▸ RECORD LIST
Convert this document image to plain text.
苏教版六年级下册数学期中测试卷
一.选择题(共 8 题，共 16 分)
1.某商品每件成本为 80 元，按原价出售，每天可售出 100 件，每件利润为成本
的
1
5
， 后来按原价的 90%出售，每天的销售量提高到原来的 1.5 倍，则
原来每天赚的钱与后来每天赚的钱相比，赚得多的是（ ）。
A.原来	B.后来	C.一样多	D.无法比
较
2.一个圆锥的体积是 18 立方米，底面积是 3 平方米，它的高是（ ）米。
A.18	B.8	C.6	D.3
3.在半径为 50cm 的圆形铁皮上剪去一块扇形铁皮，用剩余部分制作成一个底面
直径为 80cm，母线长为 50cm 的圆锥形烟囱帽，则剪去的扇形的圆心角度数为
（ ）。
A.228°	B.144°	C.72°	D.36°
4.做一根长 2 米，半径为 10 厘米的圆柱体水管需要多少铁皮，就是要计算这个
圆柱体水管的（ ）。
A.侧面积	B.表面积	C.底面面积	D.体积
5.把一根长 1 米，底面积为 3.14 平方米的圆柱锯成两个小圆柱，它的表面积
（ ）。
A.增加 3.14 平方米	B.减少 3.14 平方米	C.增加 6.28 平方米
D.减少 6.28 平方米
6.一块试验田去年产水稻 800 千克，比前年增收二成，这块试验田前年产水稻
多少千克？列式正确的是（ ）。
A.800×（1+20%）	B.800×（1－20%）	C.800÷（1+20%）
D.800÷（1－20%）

▸ YOUR INSTRUCTIONS
Above are the records; retype them all without a single difference.

▸ RESPONSE BELOW
Convert this document image to plain text.
苏教版六年级下册数学期中测试卷
一.选择题(共 8 题，共 16 分)
1.某商品每件成本为 80 元，按原价出售，每天可售出 100 件，每件利润为成本
的
1
5
， 后来按原价的 90%出售，每天的销售量提高到原来的 1.5 倍，则
原来每天赚的钱与后来每天赚的钱相比，赚得多的是（ ）。
A.原来	B.后来	C.一样多	D.无法比
较
2.一个圆锥的体积是 18 立方米，底面积是 3 平方米，它的高是（ ）米。
A.18	B.8	C.6	D.3
3.在半径为 50cm 的圆形铁皮上剪去一块扇形铁皮，用剩余部分制作成一个底面
直径为 80cm，母线长为 50cm 的圆锥形烟囱帽，则剪去的扇形的圆心角度数为
（ ）。
A.228°	B.144°	C.72°	D.36°
4.做一根长 2 米，半径为 10 厘米的圆柱体水管需要多少铁皮，就是要计算这个
圆柱体水管的（ ）。
A.侧面积	B.表面积	C.底面面积	D.体积
5.把一根长 1 米，底面积为 3.14 平方米的圆柱锯成两个小圆柱，它的表面积
（ ）。
A.增加 3.14 平方米	B.减少 3.14 平方米	C.增加 6.28 平方米
D.减少 6.28 平方米
6.一块试验田去年产水稻 800 千克，比前年增收二成，这块试验田前年产水稻
多少千克？列式正确的是（ ）。
A.800×（1+20%）	B.800×（1－20%）	C.800÷（1+20%）
D.800÷（1－20%）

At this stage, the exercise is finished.